> [Exercise task] Count how many lines contain "color" and reply with that number only.

◇ ◇ ◇ ◇ ◇ ◇ ◇

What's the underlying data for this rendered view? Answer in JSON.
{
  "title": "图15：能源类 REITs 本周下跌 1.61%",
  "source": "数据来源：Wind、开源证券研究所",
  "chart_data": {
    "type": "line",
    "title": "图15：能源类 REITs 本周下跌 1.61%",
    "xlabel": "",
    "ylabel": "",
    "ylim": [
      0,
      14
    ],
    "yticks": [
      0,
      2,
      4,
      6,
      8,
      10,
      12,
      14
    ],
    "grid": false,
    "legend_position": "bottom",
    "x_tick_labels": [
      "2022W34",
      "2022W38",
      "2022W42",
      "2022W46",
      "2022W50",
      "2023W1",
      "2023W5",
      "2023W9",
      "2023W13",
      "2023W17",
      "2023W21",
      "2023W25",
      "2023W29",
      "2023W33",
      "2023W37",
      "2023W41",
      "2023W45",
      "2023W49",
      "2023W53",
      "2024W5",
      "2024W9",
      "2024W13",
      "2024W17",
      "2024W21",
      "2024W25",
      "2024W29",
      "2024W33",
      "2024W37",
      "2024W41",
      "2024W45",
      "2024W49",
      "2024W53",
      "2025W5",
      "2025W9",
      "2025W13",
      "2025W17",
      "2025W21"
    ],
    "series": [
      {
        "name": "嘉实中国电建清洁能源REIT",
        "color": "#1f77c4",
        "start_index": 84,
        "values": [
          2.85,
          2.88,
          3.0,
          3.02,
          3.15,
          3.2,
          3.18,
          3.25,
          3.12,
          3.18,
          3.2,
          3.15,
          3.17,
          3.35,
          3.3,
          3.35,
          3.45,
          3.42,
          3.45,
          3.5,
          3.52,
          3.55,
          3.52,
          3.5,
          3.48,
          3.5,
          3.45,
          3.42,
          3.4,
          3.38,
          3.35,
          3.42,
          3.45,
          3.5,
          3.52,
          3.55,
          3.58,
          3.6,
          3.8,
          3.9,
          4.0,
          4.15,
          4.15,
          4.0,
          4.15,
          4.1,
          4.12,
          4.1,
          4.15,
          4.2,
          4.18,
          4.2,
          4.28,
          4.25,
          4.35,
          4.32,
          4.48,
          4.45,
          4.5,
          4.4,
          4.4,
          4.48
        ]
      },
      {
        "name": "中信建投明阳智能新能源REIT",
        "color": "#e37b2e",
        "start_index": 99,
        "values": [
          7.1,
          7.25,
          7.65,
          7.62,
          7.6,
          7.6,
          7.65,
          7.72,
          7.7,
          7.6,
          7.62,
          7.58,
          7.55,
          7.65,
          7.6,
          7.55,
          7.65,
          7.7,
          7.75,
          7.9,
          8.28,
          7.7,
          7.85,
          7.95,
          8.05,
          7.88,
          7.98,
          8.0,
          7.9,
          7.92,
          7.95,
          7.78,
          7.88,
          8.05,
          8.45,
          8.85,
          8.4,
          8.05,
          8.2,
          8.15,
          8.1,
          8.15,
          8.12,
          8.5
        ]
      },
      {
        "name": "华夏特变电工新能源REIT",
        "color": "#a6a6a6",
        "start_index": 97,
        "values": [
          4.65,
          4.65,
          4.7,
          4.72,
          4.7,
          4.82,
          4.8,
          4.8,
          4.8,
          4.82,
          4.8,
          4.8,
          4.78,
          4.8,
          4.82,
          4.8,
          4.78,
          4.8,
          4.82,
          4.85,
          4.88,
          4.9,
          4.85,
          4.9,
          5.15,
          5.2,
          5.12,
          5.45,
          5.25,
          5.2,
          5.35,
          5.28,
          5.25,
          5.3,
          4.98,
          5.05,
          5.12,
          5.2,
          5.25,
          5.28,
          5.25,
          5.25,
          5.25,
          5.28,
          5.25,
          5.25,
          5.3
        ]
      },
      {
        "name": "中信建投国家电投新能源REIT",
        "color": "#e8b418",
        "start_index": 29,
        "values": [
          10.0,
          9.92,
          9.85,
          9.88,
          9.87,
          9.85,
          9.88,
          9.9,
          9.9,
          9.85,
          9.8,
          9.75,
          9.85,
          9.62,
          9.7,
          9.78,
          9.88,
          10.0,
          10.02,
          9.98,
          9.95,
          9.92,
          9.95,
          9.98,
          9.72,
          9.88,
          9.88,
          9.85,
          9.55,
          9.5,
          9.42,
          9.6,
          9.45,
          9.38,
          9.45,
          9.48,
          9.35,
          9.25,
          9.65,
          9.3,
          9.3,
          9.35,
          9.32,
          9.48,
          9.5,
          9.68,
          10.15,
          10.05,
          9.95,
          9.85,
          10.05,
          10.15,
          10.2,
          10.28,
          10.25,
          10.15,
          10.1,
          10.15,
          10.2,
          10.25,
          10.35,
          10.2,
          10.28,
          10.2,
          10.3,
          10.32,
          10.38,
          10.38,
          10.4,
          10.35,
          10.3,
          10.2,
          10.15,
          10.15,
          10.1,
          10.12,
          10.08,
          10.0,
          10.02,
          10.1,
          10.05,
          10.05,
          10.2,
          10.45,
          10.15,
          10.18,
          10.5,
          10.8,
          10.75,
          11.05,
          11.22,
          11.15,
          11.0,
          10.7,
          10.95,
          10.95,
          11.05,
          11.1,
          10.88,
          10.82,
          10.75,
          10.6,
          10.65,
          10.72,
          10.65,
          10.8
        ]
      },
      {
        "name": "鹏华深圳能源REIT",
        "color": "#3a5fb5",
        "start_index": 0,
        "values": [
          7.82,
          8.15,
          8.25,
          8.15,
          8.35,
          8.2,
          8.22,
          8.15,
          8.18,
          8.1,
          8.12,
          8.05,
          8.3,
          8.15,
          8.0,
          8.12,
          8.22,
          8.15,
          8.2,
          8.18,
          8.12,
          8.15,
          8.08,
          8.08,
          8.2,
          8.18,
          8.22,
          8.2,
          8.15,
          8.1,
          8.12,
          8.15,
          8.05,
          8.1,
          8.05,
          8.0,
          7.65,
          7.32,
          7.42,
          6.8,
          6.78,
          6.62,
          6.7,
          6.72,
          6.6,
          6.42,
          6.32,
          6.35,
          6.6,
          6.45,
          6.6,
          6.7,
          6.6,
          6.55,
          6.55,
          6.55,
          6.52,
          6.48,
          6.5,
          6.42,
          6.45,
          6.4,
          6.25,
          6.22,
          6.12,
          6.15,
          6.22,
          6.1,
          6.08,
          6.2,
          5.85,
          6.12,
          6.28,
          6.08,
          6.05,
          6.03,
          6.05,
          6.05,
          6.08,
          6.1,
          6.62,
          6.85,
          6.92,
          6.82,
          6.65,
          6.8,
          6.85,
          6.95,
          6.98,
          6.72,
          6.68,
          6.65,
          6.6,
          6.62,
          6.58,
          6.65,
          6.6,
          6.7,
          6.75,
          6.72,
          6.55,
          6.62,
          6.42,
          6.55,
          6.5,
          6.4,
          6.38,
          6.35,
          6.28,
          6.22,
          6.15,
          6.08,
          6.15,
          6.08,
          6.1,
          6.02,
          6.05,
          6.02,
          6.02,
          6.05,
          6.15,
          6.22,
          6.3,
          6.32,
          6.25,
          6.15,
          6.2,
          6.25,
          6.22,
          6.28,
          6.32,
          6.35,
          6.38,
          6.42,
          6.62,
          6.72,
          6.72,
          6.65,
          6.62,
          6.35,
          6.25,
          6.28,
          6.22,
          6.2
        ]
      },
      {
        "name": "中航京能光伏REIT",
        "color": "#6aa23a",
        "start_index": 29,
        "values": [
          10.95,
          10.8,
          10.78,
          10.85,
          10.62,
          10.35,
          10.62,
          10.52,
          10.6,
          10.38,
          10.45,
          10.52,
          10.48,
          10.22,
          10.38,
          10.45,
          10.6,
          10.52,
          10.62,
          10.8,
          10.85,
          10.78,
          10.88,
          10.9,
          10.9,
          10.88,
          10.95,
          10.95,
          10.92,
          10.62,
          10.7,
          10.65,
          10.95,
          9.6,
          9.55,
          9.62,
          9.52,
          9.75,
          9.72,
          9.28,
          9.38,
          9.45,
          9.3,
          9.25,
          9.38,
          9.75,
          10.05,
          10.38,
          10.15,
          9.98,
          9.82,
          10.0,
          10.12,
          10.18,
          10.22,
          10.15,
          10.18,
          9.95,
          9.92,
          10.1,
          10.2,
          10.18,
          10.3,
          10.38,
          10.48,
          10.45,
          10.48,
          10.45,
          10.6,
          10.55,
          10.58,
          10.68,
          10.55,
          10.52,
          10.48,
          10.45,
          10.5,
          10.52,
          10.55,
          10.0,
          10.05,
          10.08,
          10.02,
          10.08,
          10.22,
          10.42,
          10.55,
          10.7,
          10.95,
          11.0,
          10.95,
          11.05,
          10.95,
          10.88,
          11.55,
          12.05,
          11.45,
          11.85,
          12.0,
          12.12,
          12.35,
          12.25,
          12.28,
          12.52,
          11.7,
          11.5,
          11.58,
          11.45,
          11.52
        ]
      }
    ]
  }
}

◇ ◇ ◇ ◇ ◇ ◇ ◇

> [Exercise output] 6